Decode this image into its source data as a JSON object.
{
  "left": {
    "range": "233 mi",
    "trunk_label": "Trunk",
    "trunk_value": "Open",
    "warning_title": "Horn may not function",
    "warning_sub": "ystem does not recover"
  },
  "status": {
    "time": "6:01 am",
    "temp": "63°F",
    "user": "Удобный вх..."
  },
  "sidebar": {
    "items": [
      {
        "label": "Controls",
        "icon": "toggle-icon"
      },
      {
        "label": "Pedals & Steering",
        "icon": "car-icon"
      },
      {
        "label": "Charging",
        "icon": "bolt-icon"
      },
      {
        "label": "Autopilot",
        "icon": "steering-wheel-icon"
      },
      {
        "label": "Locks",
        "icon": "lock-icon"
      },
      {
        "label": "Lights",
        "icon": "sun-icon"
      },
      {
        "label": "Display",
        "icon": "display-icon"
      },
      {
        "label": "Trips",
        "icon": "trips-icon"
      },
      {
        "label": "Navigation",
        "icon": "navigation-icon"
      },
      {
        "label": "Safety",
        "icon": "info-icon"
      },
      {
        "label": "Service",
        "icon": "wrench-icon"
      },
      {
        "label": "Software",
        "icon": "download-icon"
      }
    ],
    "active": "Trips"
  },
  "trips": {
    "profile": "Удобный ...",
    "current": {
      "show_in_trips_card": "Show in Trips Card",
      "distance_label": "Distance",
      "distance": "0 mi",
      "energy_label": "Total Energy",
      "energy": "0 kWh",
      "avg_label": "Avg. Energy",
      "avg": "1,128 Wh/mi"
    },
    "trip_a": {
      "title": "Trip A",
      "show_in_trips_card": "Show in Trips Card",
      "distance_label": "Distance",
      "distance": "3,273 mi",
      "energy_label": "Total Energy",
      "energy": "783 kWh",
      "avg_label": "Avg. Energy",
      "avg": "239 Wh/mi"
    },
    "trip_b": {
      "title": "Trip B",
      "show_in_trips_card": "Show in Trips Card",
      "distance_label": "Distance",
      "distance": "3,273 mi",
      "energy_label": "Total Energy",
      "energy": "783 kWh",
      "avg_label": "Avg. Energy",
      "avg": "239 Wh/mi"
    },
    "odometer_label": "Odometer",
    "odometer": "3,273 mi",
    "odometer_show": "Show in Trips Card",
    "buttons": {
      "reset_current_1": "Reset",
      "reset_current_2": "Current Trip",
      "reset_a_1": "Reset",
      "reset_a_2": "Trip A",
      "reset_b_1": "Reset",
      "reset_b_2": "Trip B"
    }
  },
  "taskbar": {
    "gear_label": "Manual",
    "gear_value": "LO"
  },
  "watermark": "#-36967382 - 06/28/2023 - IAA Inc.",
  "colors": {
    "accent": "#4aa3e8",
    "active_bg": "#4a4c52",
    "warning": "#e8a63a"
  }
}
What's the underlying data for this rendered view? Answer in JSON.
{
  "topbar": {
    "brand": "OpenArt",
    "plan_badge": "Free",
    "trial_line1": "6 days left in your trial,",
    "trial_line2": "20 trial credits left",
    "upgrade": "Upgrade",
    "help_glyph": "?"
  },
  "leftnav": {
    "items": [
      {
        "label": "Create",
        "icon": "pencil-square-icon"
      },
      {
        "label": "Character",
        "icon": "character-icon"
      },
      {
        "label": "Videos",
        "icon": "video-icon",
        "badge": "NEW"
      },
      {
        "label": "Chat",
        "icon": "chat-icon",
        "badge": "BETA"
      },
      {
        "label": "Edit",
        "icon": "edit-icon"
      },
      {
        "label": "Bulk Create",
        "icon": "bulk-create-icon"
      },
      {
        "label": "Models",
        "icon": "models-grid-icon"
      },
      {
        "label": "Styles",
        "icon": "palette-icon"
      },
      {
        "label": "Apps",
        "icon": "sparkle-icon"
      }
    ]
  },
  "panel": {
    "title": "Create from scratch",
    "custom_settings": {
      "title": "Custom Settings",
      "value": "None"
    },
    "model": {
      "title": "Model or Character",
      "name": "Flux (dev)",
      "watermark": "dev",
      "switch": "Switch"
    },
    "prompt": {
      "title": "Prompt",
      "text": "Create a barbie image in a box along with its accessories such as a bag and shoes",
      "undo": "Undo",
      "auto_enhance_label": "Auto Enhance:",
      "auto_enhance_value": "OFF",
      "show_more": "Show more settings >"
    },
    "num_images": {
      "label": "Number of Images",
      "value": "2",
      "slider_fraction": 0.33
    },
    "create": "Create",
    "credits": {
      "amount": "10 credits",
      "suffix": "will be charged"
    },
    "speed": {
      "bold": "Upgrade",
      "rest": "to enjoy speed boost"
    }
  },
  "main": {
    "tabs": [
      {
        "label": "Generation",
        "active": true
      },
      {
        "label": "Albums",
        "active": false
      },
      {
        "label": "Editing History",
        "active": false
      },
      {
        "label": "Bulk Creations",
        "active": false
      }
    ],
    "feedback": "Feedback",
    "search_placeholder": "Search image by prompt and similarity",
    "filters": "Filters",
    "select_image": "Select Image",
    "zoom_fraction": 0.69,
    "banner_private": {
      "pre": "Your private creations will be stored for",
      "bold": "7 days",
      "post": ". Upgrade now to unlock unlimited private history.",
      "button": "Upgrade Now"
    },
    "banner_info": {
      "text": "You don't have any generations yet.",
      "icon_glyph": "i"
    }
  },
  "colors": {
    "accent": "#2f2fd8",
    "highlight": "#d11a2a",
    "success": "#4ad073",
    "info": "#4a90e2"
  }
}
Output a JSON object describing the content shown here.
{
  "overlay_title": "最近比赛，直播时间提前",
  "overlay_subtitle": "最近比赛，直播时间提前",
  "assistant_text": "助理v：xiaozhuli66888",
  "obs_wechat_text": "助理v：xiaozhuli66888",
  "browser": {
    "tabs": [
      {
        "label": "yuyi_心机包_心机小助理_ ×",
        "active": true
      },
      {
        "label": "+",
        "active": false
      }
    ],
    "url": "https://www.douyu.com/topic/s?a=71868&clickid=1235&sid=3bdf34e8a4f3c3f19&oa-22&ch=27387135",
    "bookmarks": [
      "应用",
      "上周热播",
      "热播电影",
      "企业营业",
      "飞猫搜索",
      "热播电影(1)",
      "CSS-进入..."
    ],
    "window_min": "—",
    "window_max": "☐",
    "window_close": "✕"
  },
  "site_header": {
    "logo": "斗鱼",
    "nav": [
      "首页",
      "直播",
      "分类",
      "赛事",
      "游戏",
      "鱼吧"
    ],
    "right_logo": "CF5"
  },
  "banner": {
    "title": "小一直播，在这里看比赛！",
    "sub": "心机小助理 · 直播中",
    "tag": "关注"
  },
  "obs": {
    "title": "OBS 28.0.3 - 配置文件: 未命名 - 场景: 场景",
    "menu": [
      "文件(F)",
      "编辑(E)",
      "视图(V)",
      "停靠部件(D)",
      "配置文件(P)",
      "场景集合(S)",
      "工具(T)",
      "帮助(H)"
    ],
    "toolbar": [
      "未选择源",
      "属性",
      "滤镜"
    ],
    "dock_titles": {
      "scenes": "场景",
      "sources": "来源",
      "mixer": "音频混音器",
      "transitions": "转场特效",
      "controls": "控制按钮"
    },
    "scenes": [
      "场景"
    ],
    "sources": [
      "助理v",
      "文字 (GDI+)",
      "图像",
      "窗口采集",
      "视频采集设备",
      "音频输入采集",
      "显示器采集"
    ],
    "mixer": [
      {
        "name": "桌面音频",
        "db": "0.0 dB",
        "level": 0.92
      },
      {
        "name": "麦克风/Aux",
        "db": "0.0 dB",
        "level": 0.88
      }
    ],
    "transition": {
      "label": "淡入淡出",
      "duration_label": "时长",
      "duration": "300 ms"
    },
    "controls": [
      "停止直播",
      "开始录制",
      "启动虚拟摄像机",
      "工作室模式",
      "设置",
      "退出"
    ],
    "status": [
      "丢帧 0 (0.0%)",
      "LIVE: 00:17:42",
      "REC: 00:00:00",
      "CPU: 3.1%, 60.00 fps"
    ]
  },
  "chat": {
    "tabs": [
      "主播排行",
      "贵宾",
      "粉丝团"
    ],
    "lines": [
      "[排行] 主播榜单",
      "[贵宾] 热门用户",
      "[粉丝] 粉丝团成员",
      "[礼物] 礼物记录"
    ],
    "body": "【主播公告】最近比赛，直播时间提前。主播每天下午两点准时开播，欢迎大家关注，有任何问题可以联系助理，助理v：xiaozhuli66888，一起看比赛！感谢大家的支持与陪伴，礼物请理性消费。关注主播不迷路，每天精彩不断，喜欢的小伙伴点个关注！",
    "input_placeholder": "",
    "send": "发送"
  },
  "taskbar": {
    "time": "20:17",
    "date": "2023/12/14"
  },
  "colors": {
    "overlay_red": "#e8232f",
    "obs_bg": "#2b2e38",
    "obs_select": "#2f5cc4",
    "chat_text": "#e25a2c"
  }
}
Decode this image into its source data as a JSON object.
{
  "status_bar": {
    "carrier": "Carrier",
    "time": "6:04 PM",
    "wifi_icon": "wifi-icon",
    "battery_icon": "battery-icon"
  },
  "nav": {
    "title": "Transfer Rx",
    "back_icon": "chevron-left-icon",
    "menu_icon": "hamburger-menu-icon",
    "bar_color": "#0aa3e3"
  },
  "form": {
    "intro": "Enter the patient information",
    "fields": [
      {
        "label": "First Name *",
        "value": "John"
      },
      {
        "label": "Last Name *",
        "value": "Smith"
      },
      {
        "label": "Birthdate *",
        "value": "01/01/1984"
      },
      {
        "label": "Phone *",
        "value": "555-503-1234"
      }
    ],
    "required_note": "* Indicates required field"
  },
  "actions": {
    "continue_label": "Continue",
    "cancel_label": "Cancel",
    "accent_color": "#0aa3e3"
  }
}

▶ **WHAT THIS TASK INVOLVES**: Across the entries above, how many lines contain "credits"? Provide only the count.

▶ **FINAL ANSWER**: 3